(Entries taken from a collection)

* * *

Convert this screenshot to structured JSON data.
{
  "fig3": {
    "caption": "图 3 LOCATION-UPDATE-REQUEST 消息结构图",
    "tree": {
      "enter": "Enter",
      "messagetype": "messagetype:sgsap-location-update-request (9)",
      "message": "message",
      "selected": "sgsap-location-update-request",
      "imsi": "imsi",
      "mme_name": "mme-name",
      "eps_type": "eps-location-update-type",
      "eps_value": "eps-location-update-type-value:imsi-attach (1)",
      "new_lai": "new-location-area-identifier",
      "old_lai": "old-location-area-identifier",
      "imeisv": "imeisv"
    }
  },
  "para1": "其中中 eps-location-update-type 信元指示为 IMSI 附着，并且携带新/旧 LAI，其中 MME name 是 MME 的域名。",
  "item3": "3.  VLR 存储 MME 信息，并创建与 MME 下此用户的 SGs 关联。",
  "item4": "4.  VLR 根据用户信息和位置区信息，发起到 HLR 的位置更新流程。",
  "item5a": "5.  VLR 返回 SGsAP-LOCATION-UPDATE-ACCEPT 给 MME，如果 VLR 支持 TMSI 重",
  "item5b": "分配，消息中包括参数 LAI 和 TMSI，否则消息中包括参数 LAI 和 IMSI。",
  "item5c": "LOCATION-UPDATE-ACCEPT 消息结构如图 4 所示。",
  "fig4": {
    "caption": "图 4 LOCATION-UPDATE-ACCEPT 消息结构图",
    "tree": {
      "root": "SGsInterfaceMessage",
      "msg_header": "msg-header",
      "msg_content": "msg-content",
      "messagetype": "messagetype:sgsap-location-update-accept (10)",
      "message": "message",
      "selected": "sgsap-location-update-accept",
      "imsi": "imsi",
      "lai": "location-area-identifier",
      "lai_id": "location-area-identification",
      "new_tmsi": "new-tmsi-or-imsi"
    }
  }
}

* * *

- [Task requirements] Reproduce every line above without error.

- [Solution to this task]
Convert this screenshot to structured JSON data.
{
  "fig3": {
    "caption": "图 3 LOCATION-UPDATE-REQUEST 消息结构图",
    "tree": {
      "enter": "Enter",
      "messagetype": "messagetype:sgsap-location-update-request (9)",
      "message": "message",
      "selected": "sgsap-location-update-request",
      "imsi": "imsi",
      "mme_name": "mme-name",
      "eps_type": "eps-location-update-type",
      "eps_value": "eps-location-update-type-value:imsi-attach (1)",
      "new_lai": "new-location-area-identifier",
      "old_lai": "old-location-area-identifier",
      "imeisv": "imeisv"
    }
  },
  "para1": "其中中 eps-location-update-type 信元指示为 IMSI 附着，并且携带新/旧 LAI，其中 MME name 是 MME 的域名。",
  "item3": "3.  VLR 存储 MME 信息，并创建与 MME 下此用户的 SGs 关联。",
  "item4": "4.  VLR 根据用户信息和位置区信息，发起到 HLR 的位置更新流程。",
  "item5a": "5.  VLR 返回 SGsAP-LOCATION-UPDATE-ACCEPT 给 MME，如果 VLR 支持 TMSI 重",
  "item5b": "分配，消息中包括参数 LAI 和 TMSI，否则消息中包括参数 LAI 和 IMSI。",
  "item5c": "LOCATION-UPDATE-ACCEPT 消息结构如图 4 所示。",
  "fig4": {
    "caption": "图 4 LOCATION-UPDATE-ACCEPT 消息结构图",
    "tree": {
      "root": "SGsInterfaceMessage",
      "msg_header": "msg-header",
      "msg_content": "msg-content",
      "messagetype": "messagetype:sgsap-location-update-accept (10)",
      "message": "message",
      "selected": "sgsap-location-update-accept",
      "imsi": "imsi",
      "lai": "location-area-identifier",
      "lai_id": "location-area-identification",
      "new_tmsi": "new-tmsi-or-imsi"
    }
  }
}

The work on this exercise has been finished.